**Challenge:**
Can you turn the lines into a Markdown table with the columns Row and Line, numbering each row and skipping any blank lines? Begin at the line that has "x-tick-label: 2018年 <box>561" and stop after the one that has "y-tick-label: 800000 <box>29".

(Element placement data)
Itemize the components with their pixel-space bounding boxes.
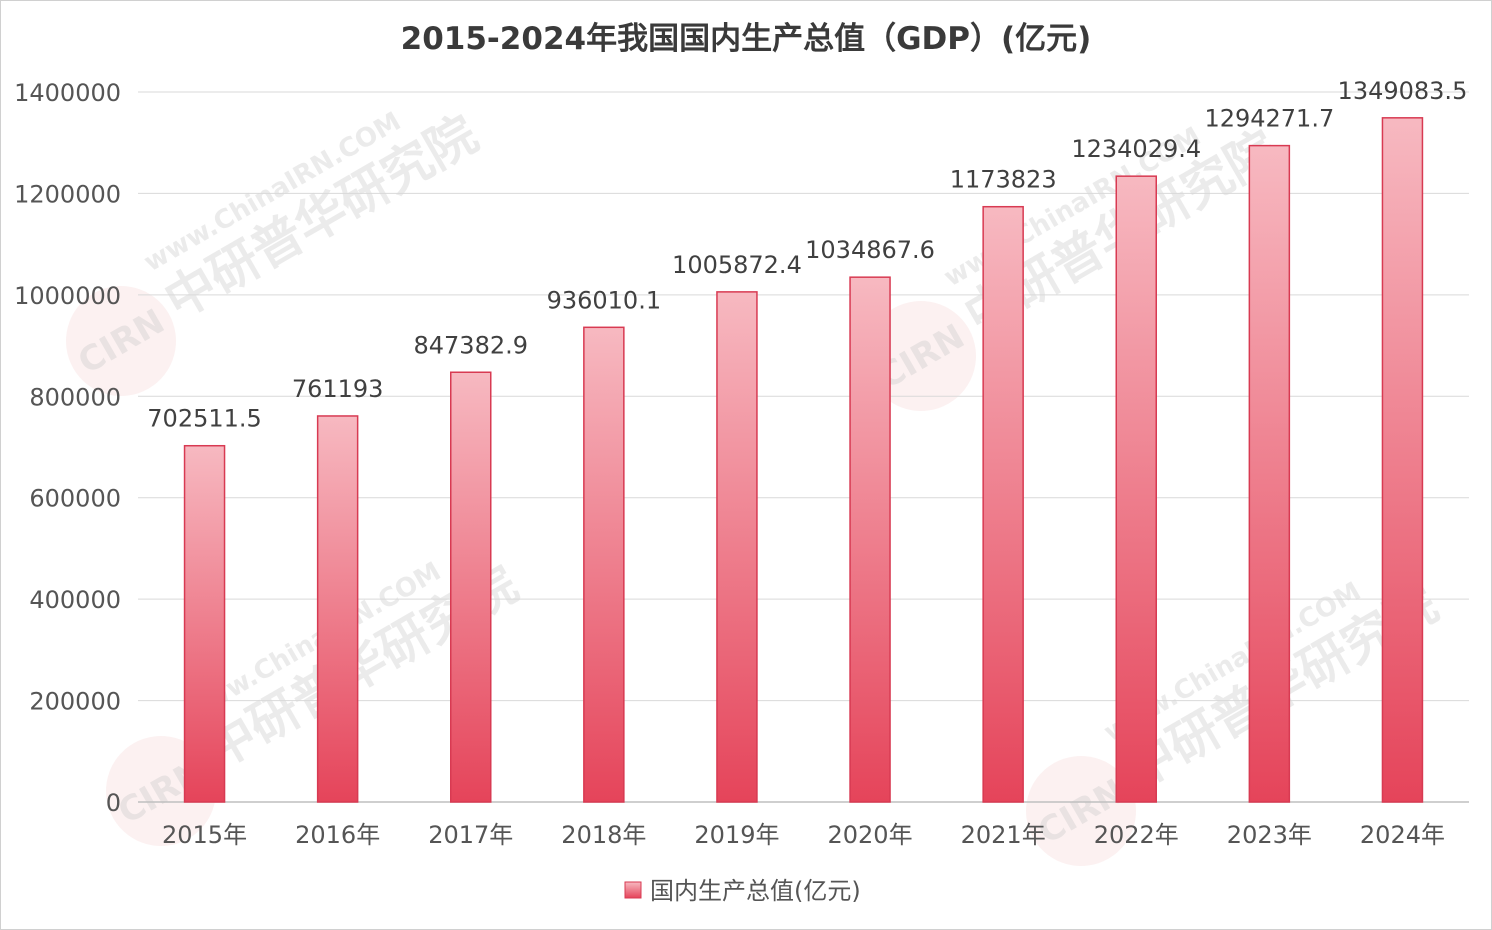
x-tick-label: 2018年 <box>561 821 646 849</box>
bar-2020年[interactable] <box>849 276 891 803</box>
y-tick-label: 400000 <box>29 586 121 614</box>
data-label: 1173823 <box>950 166 1057 194</box>
data-label: 1294271.7 <box>1204 105 1334 133</box>
bar-2016年[interactable] <box>316 415 359 803</box>
x-tick-label: 2019年 <box>694 821 779 849</box>
chart-title: 2015-2024年我国国内生产总值（GDP）(亿元) <box>401 21 1092 57</box>
watermark-badge <box>866 301 976 411</box>
data-label: 702511.5 <box>147 405 262 433</box>
bar-2024年[interactable] <box>1381 117 1424 803</box>
y-tick-label: 1000000 <box>14 282 121 310</box>
y-gridlines <box>138 91 1469 702</box>
x-tick-label: 2017年 <box>428 821 513 849</box>
y-axis-ticks: 0 200000 400000 600000 800000 1000000 1200000 1… <box>14 79 121 817</box>
legend[interactable]: 国内生产总值(亿元) <box>624 877 861 905</box>
x-tick-label: 2021年 <box>961 821 1046 849</box>
bar-2015年[interactable] <box>183 444 226 803</box>
bar-2022年[interactable] <box>1115 175 1157 803</box>
watermark-badge <box>66 286 176 396</box>
data-labels: 702511.5761193847382.9936010.11005872.41… <box>147 77 1467 433</box>
y-tick-label: 800000 <box>29 383 121 411</box>
bar-2023年[interactable] <box>1248 144 1291 803</box>
x-tick-label: 2023年 <box>1227 821 1312 849</box>
y-tick-label: 600000 <box>29 485 121 513</box>
watermark-badge <box>1026 756 1136 866</box>
y-tick-label: 0 <box>106 789 121 817</box>
bar-series <box>183 117 1424 803</box>
data-label: 1034867.6 <box>805 236 935 264</box>
data-label: 761193 <box>292 375 384 403</box>
data-label: 1005872.4 <box>672 251 802 279</box>
x-tick-label: 2024年 <box>1360 821 1445 849</box>
bar-2019年[interactable] <box>716 291 758 803</box>
bar-2018年[interactable] <box>583 326 625 803</box>
y-tick-label: 1400000 <box>14 79 121 107</box>
legend-label: 国内生产总值(亿元) <box>650 877 861 905</box>
x-tick-label: 2016年 <box>295 821 380 849</box>
x-axis-ticks: 2015年 2016年 2017年 2018年 2019年 2020年 2021年 2022年… <box>162 821 1445 849</box>
data-label: 936010.1 <box>547 286 662 314</box>
y-tick-label: 1200000 <box>14 180 121 208</box>
data-label: 1234029.4 <box>1071 135 1201 163</box>
x-tick-label: 2015年 <box>162 821 247 849</box>
legend-swatch <box>624 881 642 899</box>
x-tick-label: 2020年 <box>828 821 913 849</box>
x-tick-label: 2022年 <box>1094 821 1179 849</box>
data-label: 847382.9 <box>413 331 528 359</box>
data-label: 1349083.5 <box>1338 77 1468 105</box>
bar-2017年[interactable] <box>450 371 492 803</box>
y-tick-label: 200000 <box>29 688 121 716</box>
bar-2021年[interactable] <box>982 205 1024 803</box>
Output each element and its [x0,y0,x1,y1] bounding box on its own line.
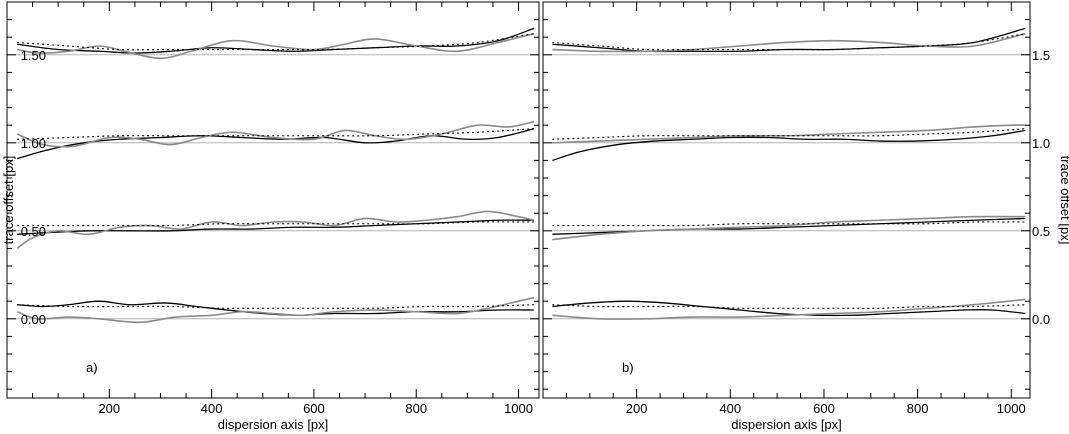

**Expected answer:**
| Row | Line |
|---|---|
| 1 | x-tick-label: 2018年 <box>561 821 646 849</box> |
| 2 | bar-2020年[interactable] <box>849 276 891 803</box> |
| 3 | y-tick-label: 400000 <box>29 586 121 614</box> |
| 4 | data-label: 1173823 <box>950 166 1057 194</box> |
| 5 | data-label: 1294271.7 <box>1204 105 1334 133</box> |
| 6 | bar-2016年[interactable] <box>316 415 359 803</box> |
| 7 | x-tick-label: 2019年 <box>694 821 779 849</box> |
| 8 | chart-title: 2015-2024年我国国内生产总值（GDP）(亿元) <box>401 21 1092 57</box> |
| 9 | watermark-badge <box>866 301 976 411</box> |
| 10 | data-label: 702511.5 <box>147 405 262 433</box> |
| 11 | bar-2024年[interactable] <box>1381 117 1424 803</box> |
| 12 | y-tick-label: 1000000 <box>14 282 121 310</box> |
| 13 | y-gridlines <box>138 91 1469 702</box> |
| 14 | x-tick-label: 2017年 <box>428 821 513 849</box> |
| 15 | y-axis-ticks: 0 200000 400000 600000 800000 1000000 1200000 1… <box>14 79 121 817</box> |
| 16 | legend[interactable]: 国内生产总值(亿元) <box>624 877 861 905</box> |
| 17 | x-tick-label: 2021年 <box>961 821 1046 849</box> |
| 18 | bar-2015年[interactable] <box>183 444 226 803</box> |
| 19 | bar-2022年[interactable] <box>1115 175 1157 803</box> |
| 20 | watermark-badge <box>66 286 176 396</box> |
| 21 | data-labels: 702511.5761193847382.9936010.11005872.41… <box>147 77 1467 433</box> |
| 22 | y-tick-label: 800000 <box>29 383 121 411</box> |